### Goal
Only the number is wanted: how many lines contain "Editor"?

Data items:
-=-=-

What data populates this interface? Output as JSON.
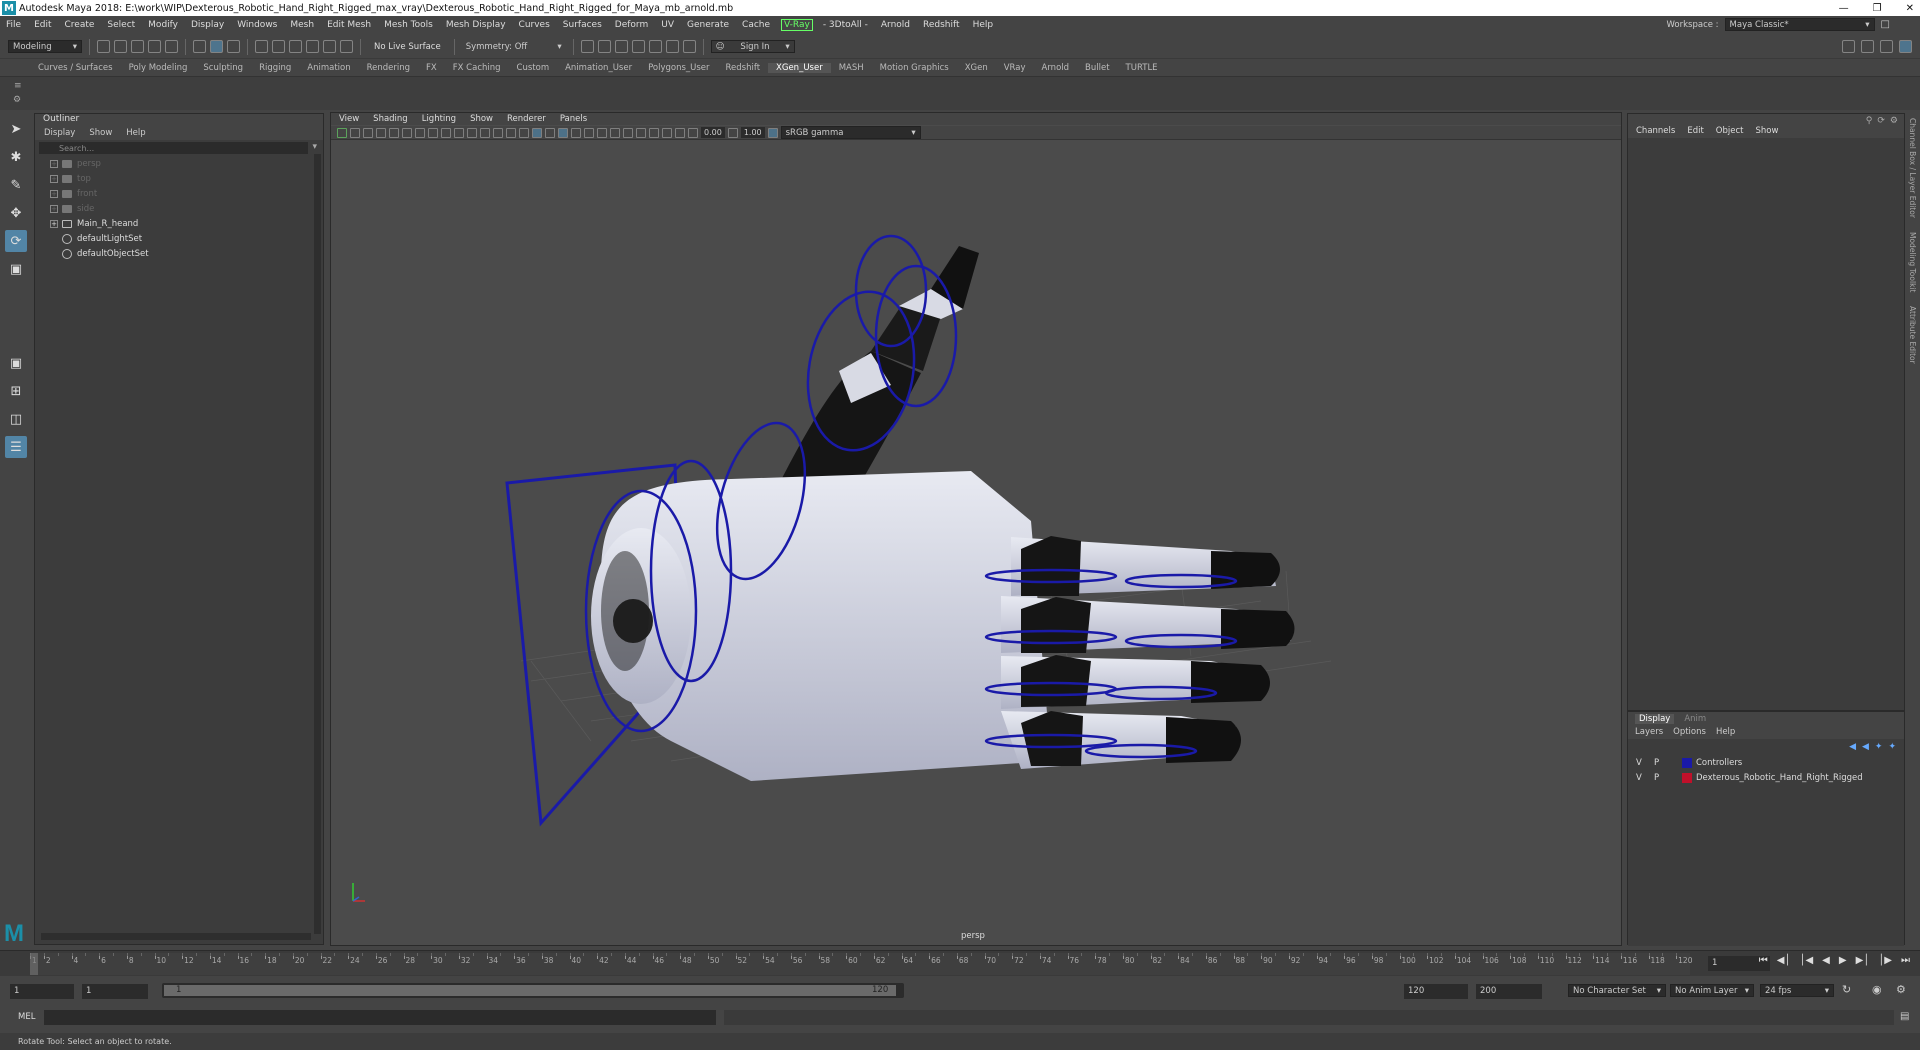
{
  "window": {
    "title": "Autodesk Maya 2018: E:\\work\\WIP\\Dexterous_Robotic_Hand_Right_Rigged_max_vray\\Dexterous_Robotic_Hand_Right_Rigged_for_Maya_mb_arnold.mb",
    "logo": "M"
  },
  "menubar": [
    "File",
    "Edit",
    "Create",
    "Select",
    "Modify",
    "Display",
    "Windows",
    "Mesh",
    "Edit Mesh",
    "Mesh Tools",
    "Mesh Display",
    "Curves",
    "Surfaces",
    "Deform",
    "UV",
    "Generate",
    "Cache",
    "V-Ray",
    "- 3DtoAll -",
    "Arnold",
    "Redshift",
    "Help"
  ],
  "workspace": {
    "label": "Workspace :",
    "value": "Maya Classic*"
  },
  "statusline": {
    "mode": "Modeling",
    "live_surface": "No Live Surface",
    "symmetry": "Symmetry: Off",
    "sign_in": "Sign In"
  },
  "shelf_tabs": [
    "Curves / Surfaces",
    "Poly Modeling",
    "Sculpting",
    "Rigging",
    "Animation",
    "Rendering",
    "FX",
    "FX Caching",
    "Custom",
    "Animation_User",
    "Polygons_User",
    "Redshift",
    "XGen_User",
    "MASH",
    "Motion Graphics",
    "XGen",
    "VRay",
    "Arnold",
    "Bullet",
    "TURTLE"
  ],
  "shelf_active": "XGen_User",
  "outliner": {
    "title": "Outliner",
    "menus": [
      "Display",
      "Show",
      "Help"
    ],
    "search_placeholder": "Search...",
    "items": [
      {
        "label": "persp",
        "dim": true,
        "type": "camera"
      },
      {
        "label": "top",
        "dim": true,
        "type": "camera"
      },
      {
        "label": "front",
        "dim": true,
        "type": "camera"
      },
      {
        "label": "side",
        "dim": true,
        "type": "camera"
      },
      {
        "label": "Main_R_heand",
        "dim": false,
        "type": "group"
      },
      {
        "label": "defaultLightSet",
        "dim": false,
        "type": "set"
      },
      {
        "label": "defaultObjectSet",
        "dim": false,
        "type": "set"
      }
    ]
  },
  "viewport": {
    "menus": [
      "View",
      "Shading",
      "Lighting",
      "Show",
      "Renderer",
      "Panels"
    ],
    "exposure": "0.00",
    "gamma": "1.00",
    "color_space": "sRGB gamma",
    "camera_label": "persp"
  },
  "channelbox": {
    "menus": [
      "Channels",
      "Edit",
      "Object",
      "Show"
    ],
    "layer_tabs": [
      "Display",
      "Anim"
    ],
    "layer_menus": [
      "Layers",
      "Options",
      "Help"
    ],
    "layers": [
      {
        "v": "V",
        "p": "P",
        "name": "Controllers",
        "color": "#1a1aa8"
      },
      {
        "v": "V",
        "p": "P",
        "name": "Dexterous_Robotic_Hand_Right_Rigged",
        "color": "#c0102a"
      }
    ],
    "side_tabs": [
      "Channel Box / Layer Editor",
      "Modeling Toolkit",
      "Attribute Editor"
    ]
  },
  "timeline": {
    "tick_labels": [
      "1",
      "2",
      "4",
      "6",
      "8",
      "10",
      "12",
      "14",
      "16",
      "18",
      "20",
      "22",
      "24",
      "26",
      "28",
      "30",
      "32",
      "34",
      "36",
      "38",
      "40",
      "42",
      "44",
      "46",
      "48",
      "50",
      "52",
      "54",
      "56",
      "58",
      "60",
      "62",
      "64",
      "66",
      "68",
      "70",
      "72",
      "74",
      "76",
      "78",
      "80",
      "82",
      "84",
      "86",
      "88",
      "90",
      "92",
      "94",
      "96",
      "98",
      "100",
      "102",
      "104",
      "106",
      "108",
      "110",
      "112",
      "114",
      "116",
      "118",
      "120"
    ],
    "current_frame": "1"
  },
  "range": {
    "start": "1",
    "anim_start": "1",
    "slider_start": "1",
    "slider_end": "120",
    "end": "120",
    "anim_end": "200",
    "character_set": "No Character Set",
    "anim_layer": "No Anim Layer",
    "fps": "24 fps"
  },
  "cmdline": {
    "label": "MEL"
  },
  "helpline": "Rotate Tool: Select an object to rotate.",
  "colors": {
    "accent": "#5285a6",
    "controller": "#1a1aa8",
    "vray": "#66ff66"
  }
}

-=-=-

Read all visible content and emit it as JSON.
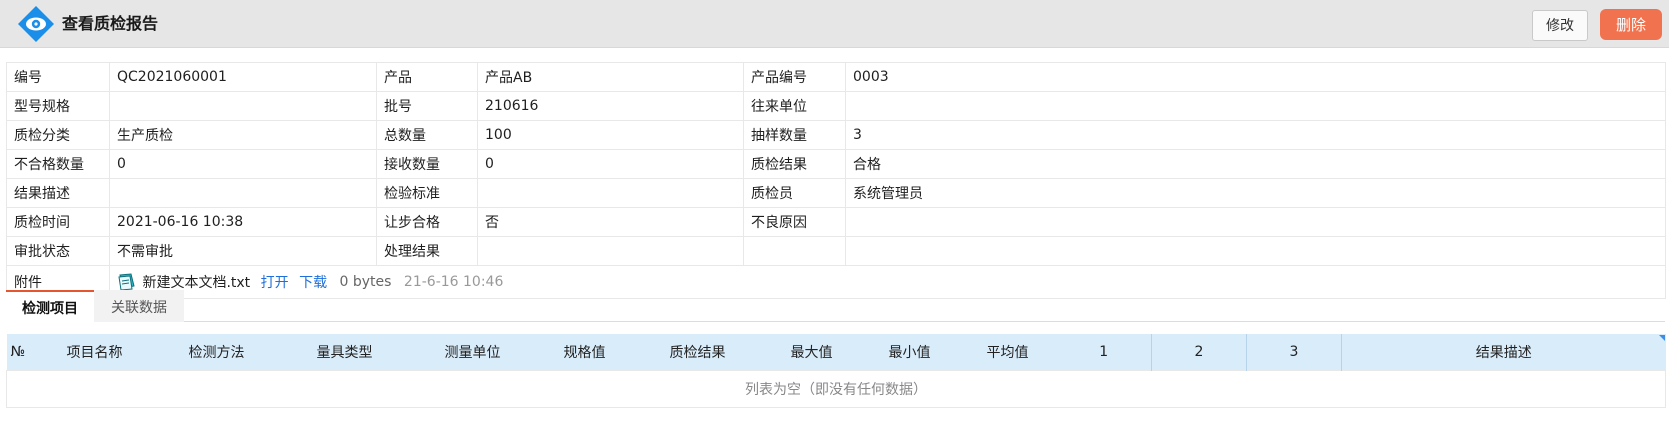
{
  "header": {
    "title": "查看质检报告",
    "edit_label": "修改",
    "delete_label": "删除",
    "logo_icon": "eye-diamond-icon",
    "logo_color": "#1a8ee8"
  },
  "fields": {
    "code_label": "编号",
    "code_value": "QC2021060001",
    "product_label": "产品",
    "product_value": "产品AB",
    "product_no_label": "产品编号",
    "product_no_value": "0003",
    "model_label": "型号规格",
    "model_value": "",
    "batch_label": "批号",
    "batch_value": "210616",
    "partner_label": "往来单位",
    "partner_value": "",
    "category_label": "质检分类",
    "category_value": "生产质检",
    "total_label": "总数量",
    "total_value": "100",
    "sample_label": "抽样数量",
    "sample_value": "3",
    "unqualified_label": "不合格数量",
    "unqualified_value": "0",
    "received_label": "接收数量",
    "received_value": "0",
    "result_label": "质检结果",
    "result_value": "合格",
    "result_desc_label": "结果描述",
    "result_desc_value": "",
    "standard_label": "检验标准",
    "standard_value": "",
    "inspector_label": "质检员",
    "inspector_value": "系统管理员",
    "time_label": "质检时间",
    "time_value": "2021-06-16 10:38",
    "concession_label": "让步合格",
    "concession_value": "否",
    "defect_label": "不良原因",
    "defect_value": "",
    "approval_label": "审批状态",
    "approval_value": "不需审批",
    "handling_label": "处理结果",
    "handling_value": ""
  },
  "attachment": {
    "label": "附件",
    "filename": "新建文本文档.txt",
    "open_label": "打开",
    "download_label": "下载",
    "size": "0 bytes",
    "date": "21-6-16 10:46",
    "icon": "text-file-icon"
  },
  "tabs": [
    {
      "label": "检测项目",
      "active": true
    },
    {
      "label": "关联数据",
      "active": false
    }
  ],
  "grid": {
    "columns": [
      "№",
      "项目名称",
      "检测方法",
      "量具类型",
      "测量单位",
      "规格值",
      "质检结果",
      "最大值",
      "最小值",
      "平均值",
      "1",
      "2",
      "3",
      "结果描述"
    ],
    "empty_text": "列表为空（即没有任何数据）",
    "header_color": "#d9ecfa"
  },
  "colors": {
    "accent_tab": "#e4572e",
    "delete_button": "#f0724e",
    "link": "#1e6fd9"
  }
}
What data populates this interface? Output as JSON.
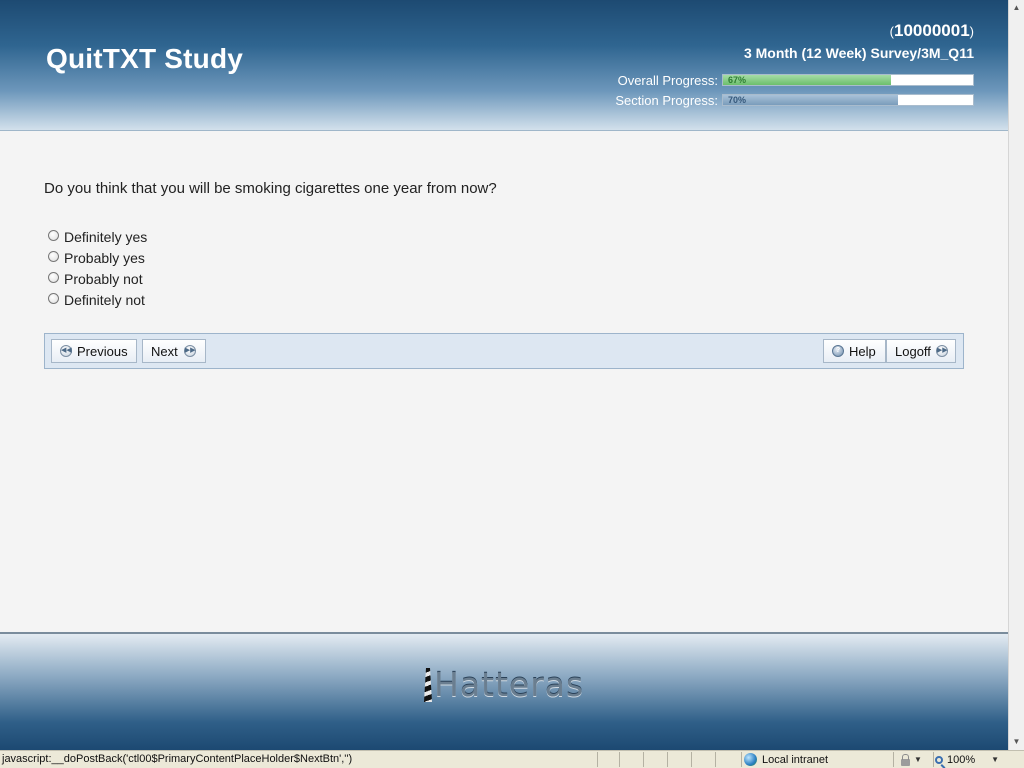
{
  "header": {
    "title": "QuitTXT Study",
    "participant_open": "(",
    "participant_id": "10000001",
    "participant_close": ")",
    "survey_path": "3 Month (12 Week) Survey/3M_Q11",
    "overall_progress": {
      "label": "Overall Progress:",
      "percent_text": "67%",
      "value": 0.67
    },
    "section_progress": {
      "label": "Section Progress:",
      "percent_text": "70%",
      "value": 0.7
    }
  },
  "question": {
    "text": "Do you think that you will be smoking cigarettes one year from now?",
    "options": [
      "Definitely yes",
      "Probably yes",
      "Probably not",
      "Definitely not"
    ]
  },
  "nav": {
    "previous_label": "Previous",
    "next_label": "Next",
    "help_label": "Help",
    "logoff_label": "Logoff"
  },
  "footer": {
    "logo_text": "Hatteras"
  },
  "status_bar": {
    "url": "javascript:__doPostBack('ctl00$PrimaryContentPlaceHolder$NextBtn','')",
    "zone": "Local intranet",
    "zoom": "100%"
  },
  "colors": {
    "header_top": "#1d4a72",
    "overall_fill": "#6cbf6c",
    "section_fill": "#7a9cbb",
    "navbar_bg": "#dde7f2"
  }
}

-=-=-

### Correct result
2